# [EXERCISE OBJECTIVE]
Copy each line where the word "Phase" occurs.

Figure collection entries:
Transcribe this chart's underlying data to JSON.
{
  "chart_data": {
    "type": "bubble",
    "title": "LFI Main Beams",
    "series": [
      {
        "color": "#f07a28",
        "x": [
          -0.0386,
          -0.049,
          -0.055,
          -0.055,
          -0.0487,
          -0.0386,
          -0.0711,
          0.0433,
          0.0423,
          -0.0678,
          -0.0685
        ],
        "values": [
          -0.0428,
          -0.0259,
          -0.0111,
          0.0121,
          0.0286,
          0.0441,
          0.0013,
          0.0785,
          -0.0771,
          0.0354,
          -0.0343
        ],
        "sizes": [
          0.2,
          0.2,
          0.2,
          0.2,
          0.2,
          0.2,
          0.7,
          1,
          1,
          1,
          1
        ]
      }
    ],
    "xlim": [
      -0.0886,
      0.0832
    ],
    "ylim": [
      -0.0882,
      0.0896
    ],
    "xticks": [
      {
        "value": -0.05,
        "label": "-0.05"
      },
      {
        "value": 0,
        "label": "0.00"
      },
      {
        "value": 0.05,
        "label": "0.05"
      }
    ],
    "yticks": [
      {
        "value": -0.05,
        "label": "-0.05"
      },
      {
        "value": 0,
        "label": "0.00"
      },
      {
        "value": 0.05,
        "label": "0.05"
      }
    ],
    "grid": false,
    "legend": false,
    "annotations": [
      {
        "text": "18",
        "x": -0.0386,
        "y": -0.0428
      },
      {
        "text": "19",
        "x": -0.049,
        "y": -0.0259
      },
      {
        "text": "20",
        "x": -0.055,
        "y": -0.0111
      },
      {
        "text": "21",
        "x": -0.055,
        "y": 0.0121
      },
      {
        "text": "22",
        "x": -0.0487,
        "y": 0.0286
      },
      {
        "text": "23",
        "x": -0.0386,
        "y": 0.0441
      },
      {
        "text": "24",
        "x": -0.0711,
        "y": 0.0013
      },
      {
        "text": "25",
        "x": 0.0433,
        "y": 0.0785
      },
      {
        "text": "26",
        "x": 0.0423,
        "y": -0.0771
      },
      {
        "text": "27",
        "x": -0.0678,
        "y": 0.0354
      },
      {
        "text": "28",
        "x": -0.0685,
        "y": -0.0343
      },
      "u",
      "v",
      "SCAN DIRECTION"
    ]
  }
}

* * *

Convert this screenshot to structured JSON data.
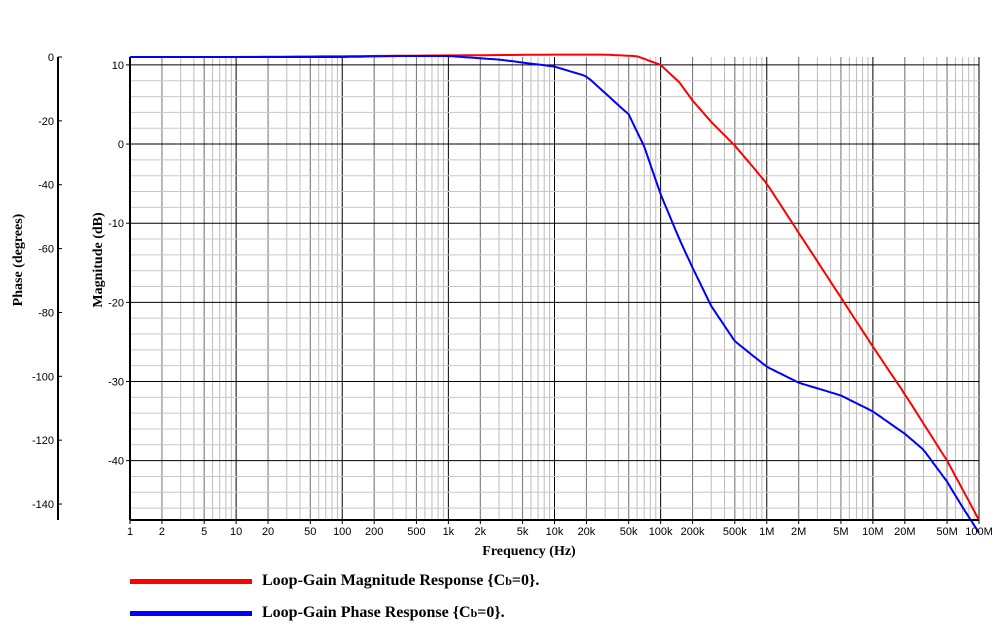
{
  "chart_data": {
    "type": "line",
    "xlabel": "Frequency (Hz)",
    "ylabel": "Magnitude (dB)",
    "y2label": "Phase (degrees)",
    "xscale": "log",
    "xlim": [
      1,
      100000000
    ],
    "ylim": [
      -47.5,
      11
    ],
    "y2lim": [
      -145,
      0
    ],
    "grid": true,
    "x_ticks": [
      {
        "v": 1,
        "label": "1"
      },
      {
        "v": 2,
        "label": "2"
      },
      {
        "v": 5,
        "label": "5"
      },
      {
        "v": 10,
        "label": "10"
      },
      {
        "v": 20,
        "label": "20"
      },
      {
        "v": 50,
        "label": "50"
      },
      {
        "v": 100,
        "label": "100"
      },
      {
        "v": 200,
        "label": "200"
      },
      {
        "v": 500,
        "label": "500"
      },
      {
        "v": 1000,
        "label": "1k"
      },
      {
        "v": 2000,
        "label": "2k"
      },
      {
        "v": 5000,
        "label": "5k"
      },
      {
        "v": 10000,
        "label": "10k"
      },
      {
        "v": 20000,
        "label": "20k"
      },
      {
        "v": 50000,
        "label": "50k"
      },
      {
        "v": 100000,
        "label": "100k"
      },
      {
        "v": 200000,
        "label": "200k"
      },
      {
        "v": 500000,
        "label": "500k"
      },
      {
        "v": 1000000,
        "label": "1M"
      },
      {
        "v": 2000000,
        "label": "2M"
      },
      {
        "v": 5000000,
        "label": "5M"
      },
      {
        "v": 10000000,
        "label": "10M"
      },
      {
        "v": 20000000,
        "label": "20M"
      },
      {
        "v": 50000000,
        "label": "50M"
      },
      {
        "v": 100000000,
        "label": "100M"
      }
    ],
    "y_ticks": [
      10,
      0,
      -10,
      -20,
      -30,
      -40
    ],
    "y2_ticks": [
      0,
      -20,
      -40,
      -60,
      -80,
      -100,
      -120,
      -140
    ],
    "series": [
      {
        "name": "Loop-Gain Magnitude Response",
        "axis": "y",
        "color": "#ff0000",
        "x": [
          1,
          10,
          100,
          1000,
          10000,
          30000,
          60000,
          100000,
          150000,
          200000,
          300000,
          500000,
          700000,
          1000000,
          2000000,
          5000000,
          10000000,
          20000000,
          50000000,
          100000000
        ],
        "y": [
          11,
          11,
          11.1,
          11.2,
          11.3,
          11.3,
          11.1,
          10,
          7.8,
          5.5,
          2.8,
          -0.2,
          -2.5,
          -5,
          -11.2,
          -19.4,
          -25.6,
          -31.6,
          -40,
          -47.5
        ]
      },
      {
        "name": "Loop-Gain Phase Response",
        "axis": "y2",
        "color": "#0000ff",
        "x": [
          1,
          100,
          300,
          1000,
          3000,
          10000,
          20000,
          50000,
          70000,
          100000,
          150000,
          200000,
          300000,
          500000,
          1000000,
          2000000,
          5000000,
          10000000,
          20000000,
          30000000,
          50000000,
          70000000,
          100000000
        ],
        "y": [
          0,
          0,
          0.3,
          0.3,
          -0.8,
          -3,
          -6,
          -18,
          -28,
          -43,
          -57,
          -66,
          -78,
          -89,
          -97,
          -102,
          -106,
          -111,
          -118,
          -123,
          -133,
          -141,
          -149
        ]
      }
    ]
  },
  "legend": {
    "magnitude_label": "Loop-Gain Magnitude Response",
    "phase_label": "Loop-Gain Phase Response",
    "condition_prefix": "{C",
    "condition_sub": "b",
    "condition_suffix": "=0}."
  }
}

# [EXPECTED OUTPUT]
    "y2label": "Phase (degrees)",
        "name": "Loop-Gain Phase Response",
    "phase_label": "Loop-Gain Phase Response",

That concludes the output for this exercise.